— Begin Data excerpts —
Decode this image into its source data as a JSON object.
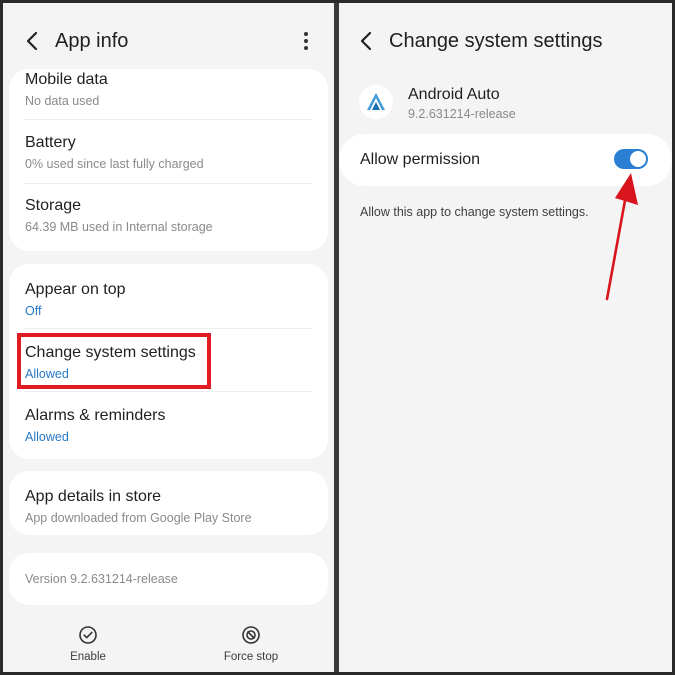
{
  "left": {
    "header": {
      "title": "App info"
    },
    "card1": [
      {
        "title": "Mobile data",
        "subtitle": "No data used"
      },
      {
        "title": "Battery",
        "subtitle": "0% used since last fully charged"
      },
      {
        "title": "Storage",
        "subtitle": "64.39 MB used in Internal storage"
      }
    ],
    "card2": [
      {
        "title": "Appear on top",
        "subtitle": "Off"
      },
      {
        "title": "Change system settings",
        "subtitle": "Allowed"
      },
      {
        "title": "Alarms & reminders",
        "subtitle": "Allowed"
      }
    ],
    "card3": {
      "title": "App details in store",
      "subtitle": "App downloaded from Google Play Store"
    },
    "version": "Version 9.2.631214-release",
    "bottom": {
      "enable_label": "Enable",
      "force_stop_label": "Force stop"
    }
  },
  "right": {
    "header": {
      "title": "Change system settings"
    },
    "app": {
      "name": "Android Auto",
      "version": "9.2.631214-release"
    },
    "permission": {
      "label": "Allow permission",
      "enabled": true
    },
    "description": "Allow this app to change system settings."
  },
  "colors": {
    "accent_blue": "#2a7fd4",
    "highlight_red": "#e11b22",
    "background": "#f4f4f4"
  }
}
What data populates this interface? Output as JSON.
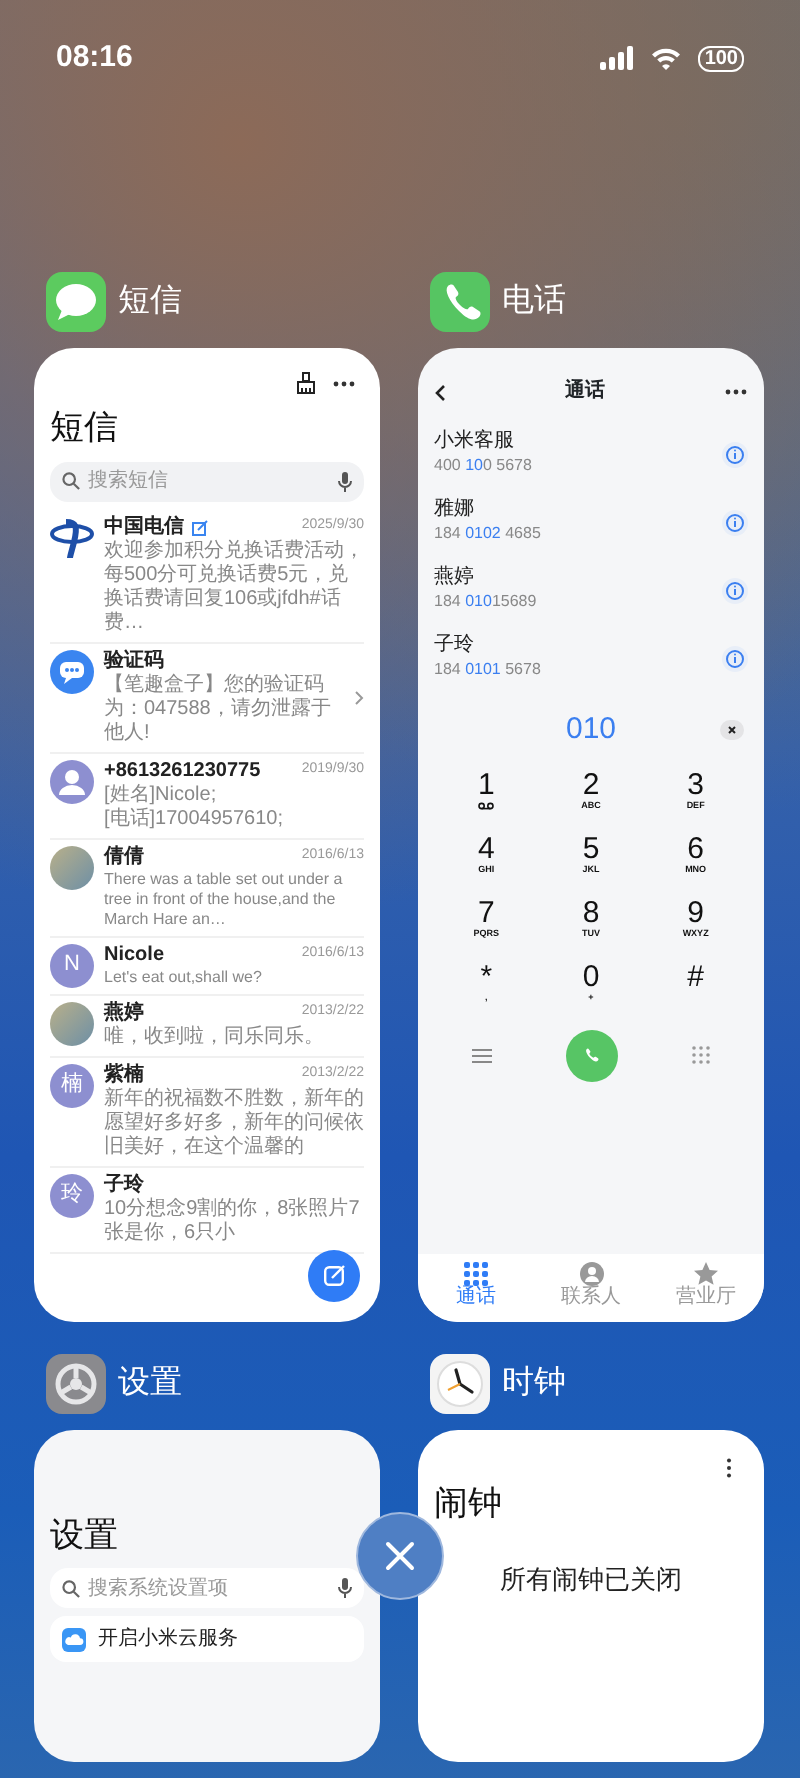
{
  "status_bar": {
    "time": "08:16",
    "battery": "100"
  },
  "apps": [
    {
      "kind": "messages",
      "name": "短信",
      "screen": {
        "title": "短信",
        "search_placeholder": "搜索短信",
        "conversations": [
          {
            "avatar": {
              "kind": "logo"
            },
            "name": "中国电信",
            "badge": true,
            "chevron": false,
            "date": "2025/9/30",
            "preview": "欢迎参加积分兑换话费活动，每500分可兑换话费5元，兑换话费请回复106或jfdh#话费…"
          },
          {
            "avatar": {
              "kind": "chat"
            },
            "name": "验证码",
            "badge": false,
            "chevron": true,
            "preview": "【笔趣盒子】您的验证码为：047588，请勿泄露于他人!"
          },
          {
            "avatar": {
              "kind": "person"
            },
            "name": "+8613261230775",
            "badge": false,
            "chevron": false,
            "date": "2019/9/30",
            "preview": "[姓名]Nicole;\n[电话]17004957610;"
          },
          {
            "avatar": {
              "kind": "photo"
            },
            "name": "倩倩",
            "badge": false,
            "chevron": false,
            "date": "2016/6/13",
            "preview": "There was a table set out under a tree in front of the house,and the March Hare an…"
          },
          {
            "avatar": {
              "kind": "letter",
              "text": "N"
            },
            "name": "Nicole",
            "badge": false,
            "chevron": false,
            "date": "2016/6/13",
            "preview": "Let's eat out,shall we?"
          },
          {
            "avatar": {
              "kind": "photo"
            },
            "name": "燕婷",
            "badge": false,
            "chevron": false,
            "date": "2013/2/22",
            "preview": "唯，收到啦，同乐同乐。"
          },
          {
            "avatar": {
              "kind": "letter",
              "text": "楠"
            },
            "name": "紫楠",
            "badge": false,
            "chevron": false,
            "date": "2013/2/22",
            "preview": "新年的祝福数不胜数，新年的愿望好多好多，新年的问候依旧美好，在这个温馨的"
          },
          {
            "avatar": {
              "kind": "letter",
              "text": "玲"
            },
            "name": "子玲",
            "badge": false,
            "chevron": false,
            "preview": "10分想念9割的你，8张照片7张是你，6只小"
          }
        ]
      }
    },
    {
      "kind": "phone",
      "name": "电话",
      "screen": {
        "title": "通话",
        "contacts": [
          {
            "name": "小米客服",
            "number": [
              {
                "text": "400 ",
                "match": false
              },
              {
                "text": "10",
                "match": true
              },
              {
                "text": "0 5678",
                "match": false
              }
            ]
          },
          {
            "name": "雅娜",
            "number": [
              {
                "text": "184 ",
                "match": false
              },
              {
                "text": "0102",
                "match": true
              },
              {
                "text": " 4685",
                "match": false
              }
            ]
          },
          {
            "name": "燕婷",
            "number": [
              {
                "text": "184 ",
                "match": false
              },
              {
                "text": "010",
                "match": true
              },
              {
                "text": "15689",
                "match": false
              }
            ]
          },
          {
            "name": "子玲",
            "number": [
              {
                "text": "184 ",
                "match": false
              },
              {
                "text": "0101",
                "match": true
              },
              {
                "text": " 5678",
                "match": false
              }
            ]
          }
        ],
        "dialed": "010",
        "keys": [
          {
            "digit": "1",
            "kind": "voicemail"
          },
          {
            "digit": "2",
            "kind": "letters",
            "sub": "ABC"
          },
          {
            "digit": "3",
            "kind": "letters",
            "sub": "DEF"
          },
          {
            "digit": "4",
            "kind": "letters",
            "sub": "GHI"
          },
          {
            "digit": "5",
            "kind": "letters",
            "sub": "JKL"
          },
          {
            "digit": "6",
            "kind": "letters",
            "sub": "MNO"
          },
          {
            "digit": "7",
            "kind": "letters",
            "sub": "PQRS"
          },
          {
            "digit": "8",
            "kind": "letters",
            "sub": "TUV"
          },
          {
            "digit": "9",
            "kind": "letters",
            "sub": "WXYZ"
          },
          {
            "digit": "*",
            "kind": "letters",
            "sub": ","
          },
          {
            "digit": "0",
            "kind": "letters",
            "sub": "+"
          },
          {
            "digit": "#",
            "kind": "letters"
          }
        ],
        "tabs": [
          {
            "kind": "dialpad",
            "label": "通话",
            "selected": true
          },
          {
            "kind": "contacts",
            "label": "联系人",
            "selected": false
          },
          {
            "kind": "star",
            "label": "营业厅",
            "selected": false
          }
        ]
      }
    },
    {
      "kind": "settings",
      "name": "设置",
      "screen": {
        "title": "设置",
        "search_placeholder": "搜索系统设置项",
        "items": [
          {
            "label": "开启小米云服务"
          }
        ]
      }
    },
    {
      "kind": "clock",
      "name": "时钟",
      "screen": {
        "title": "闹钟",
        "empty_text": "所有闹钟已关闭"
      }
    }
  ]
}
— End Data excerpts —
— Begin Data excerpts —
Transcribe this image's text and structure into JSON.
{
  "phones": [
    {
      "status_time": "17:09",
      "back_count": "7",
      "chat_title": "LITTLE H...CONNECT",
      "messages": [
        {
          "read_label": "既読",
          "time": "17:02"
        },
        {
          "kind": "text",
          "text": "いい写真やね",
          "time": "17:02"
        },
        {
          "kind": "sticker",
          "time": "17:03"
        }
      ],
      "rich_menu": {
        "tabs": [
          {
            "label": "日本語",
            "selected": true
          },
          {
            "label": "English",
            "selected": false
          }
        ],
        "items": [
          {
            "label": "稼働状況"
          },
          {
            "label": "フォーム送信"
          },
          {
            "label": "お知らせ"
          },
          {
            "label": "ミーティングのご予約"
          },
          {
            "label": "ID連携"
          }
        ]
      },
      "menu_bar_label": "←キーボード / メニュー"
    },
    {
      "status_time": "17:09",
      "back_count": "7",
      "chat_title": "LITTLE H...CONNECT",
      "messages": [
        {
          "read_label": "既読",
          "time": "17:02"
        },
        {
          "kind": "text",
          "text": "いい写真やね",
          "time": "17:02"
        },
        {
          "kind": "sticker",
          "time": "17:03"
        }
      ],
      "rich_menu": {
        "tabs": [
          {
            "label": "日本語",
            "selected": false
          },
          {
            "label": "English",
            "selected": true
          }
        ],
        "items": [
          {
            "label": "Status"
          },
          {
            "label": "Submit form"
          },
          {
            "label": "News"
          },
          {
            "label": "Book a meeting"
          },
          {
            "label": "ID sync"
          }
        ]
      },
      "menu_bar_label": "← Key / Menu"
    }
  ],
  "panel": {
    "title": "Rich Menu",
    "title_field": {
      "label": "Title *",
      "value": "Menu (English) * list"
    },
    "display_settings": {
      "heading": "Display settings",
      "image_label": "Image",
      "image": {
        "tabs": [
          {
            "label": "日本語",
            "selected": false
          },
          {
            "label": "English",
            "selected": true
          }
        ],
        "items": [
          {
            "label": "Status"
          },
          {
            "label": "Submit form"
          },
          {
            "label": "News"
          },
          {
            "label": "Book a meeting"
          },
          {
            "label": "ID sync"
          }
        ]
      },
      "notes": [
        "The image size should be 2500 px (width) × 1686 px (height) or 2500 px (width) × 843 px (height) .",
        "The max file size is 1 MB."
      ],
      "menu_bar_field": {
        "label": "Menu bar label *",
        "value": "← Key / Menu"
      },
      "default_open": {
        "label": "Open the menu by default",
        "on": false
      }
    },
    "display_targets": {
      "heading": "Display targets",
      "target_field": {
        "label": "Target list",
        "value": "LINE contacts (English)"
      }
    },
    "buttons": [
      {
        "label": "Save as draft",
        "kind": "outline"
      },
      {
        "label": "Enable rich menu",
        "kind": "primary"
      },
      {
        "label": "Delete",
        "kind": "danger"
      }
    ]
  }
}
— End Data excerpts —
> **What to do**
From the listing above, pick out each line where the word "release" appears.

> **Task solution**
    "version": "Version 9.2.631214-release",
      "version": "9.2.631214-release"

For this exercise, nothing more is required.